Give again only the lines from the line that holds "Decode this image" to the end of the data, inclusive, omitting all pictures.

# START OF Source data

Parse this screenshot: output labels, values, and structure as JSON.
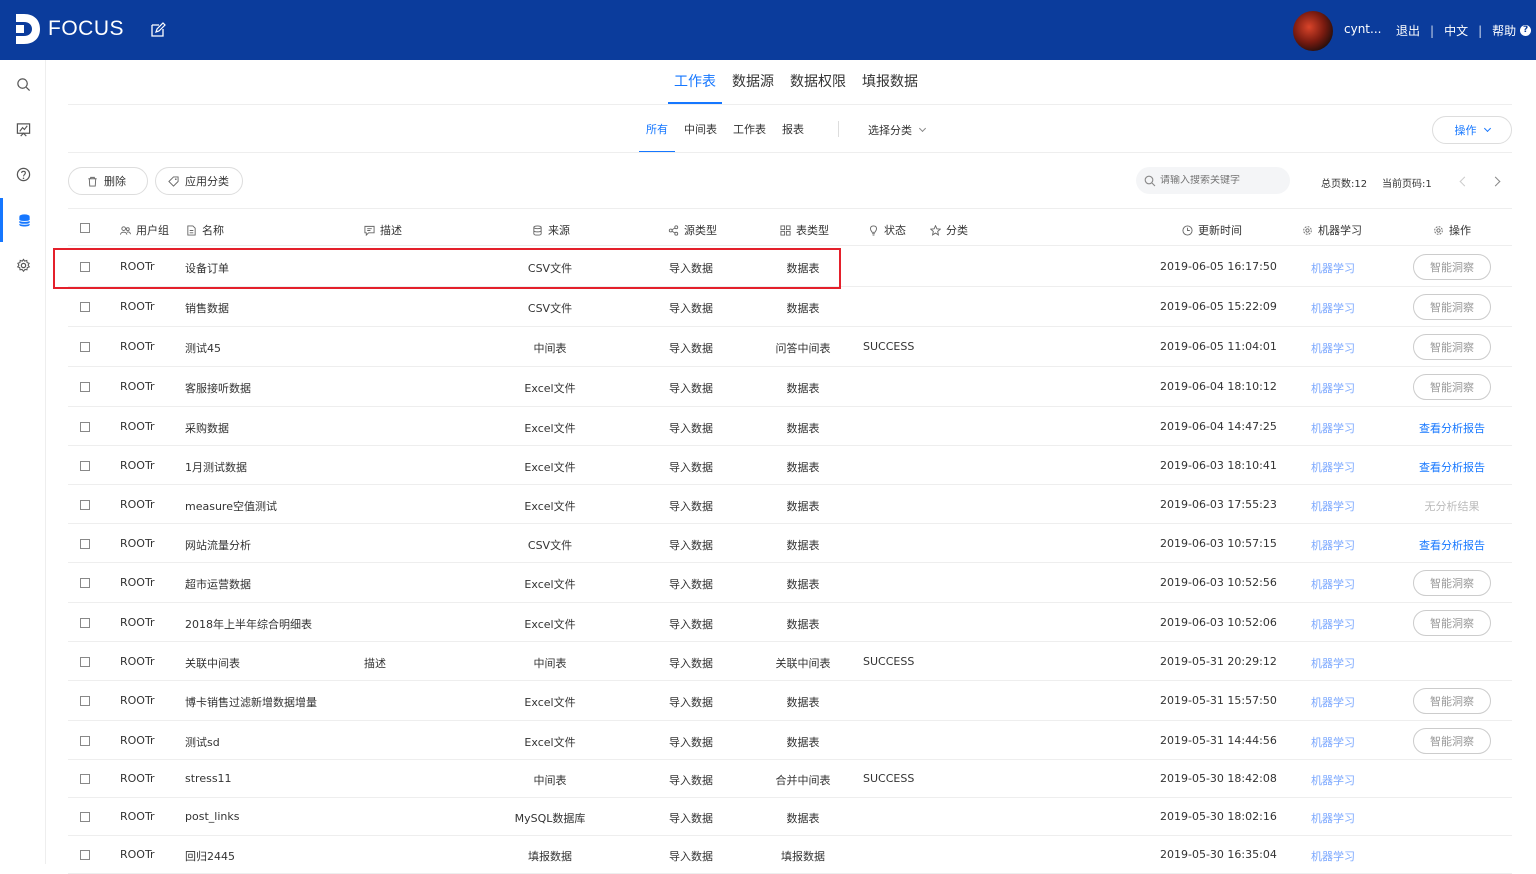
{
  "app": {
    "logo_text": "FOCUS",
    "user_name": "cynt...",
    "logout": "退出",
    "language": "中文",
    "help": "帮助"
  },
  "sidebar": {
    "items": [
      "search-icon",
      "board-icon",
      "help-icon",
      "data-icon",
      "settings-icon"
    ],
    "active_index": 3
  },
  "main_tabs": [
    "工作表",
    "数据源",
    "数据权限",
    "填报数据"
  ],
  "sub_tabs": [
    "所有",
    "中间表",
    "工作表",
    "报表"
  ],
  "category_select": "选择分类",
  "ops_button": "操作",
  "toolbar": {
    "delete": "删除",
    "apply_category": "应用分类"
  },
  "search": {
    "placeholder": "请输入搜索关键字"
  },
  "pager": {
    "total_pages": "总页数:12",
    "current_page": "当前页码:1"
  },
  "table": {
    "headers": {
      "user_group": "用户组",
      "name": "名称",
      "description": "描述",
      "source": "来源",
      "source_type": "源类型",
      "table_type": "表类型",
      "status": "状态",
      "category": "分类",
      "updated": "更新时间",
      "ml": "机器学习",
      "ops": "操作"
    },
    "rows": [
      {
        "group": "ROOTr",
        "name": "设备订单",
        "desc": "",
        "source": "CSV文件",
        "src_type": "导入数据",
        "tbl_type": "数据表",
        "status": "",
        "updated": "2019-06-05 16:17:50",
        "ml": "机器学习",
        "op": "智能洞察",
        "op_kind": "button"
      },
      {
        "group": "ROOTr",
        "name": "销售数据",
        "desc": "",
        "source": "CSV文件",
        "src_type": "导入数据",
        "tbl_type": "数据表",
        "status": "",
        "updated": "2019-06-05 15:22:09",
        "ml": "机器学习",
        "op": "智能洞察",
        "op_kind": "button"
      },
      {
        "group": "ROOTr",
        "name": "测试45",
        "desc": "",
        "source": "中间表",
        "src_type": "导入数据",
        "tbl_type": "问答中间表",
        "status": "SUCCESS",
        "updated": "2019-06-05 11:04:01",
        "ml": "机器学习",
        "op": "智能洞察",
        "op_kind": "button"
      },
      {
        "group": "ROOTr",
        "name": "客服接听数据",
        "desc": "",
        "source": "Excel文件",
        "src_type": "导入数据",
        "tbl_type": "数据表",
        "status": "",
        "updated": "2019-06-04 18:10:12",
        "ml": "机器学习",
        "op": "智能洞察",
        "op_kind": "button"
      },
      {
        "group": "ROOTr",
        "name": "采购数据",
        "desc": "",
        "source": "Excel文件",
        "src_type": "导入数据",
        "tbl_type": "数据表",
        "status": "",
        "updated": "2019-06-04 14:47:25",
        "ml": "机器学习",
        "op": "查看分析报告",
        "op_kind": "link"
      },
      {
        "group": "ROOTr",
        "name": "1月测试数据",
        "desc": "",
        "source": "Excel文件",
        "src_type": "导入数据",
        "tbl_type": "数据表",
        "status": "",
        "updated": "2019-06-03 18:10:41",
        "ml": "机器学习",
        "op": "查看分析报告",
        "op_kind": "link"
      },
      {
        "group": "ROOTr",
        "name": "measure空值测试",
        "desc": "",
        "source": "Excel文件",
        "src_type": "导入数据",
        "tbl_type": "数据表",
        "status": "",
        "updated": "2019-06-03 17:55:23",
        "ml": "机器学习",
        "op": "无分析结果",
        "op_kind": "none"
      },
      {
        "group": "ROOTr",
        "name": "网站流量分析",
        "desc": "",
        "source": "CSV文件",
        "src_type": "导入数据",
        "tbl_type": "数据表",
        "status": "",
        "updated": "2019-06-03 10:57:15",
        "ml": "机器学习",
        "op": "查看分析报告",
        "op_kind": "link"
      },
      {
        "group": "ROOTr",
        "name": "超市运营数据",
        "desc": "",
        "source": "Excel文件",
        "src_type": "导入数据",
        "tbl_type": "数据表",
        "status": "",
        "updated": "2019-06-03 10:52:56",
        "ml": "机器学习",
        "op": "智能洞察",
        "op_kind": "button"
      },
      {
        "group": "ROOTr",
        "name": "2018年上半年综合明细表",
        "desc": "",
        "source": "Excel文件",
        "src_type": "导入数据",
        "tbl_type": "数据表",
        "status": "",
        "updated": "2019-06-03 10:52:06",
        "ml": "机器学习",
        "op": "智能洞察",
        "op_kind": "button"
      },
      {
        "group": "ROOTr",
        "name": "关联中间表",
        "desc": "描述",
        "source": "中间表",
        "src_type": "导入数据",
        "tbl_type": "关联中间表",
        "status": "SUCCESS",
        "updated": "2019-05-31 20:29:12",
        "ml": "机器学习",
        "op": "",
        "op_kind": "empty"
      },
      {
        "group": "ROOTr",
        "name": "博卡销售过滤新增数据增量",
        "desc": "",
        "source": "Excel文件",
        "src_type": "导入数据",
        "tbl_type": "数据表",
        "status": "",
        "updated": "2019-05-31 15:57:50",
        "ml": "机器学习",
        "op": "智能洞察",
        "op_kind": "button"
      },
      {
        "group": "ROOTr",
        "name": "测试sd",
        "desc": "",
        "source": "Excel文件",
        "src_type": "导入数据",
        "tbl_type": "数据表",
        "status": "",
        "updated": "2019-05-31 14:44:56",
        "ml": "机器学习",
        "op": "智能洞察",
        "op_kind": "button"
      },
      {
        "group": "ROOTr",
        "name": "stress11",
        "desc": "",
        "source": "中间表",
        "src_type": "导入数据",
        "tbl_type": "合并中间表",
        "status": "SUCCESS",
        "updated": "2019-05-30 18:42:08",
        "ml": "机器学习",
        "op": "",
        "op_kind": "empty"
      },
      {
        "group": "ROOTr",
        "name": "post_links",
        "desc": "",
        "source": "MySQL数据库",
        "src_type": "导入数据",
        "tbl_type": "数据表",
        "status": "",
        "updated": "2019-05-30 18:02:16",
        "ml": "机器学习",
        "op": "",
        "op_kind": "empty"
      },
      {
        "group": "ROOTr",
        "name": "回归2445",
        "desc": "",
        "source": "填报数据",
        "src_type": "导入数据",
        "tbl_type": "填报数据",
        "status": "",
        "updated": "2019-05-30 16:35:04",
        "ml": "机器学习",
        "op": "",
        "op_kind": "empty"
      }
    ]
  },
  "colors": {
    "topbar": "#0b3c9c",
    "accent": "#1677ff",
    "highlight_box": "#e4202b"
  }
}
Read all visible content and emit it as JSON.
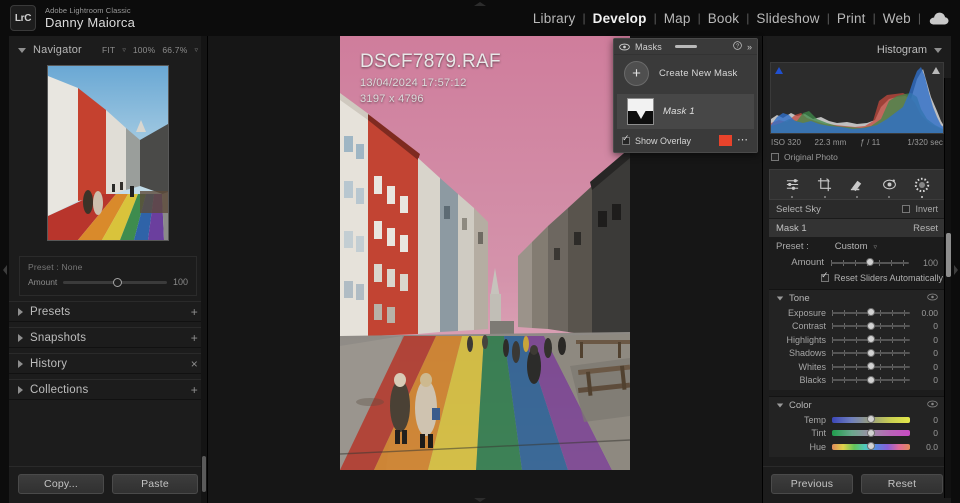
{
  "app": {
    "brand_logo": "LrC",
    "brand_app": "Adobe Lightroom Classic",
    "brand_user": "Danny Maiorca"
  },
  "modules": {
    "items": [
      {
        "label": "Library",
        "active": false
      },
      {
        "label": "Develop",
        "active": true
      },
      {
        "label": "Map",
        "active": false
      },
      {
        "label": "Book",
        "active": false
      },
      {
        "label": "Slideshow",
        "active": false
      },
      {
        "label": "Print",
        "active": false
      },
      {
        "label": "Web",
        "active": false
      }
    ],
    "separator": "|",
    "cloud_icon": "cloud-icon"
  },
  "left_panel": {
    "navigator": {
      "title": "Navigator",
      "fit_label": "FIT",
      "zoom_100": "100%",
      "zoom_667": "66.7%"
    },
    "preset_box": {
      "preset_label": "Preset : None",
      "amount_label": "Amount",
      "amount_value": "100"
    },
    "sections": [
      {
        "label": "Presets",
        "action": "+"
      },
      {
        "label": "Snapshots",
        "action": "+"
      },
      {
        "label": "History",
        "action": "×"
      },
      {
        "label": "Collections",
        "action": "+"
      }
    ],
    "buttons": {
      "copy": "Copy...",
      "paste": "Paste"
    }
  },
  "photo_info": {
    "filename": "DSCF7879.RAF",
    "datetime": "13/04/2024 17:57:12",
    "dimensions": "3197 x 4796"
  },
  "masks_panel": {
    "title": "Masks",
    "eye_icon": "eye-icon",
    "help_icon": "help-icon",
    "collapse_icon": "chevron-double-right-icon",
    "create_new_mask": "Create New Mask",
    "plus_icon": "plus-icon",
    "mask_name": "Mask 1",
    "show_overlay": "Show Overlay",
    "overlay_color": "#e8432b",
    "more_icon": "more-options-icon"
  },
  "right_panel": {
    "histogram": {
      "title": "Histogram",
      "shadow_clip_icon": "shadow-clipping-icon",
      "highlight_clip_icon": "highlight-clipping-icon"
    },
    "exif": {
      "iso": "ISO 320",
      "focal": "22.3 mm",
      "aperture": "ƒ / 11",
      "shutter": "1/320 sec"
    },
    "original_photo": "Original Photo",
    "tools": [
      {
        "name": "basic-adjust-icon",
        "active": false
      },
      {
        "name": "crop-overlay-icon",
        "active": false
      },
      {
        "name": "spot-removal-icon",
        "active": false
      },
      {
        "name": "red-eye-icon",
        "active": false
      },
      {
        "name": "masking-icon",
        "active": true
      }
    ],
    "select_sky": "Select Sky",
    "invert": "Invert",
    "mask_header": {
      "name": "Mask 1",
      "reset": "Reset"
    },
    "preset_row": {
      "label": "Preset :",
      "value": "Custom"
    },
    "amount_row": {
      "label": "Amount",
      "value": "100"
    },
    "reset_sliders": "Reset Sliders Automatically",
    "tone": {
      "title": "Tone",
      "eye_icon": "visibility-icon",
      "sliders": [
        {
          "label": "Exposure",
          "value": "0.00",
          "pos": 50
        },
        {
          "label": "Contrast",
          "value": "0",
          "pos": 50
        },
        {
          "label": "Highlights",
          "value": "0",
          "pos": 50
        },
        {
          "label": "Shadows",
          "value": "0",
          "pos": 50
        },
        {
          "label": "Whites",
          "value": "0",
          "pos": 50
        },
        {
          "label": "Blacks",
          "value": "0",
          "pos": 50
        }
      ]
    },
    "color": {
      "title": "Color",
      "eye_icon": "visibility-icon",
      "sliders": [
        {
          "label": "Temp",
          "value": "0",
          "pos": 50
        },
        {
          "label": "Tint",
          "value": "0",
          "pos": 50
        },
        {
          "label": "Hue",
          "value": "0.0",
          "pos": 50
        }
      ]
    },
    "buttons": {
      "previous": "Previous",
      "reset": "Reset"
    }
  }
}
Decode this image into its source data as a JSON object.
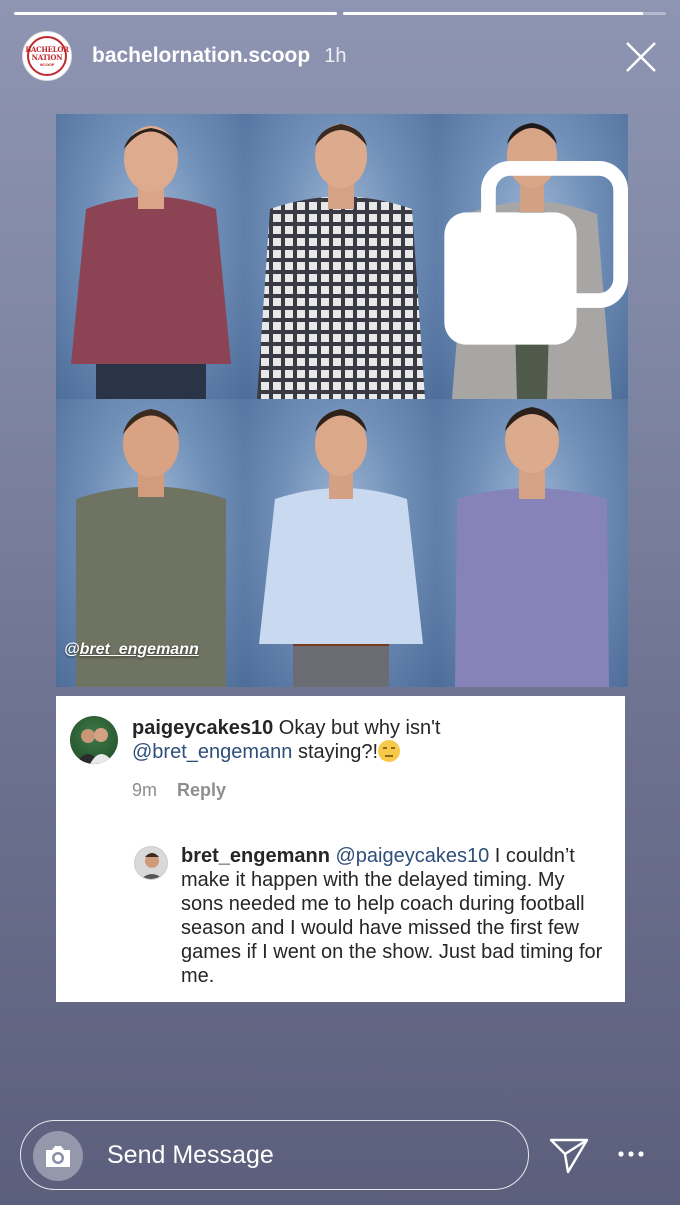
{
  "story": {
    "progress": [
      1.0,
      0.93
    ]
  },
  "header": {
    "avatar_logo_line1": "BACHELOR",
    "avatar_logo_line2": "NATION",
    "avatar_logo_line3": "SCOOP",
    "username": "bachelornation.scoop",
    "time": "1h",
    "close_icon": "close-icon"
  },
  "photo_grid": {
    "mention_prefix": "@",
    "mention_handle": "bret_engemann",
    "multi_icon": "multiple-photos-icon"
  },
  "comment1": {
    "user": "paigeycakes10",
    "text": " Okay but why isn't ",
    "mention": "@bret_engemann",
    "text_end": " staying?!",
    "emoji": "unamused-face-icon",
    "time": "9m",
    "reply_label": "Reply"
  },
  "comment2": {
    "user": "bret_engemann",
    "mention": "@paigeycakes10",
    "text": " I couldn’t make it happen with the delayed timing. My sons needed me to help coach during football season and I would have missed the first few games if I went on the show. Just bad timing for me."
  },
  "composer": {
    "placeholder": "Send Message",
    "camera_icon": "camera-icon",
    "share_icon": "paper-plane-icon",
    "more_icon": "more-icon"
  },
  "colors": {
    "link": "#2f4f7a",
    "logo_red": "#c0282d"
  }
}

# END OF Source data

__Problem solution__.
Decode this image into its source data as a JSON object.
{
  "story": {
    "progress": [
      1.0,
      0.93
    ]
  },
  "header": {
    "avatar_logo_line1": "BACHELOR",
    "avatar_logo_line2": "NATION",
    "avatar_logo_line3": "SCOOP",
    "username": "bachelornation.scoop",
    "time": "1h",
    "close_icon": "close-icon"
  },
  "photo_grid": {
    "mention_prefix": "@",
    "mention_handle": "bret_engemann",
    "multi_icon": "multiple-photos-icon"
  },
  "comment1": {
    "user": "paigeycakes10",
    "text": " Okay but why isn't ",
    "mention": "@bret_engemann",
    "text_end": " staying?!",
    "emoji": "unamused-face-icon",
    "time": "9m",
    "reply_label": "Reply"
  },
  "comment2": {
    "user": "bret_engemann",
    "mention": "@paigeycakes10",
    "text": " I couldn’t make it happen with the delayed timing. My sons needed me to help coach during football season and I would have missed the first few games if I went on the show. Just bad timing for me."
  },
  "composer": {
    "placeholder": "Send Message",
    "camera_icon": "camera-icon",
    "share_icon": "paper-plane-icon",
    "more_icon": "more-icon"
  },
  "colors": {
    "link": "#2f4f7a",
    "logo_red": "#c0282d"
  }
}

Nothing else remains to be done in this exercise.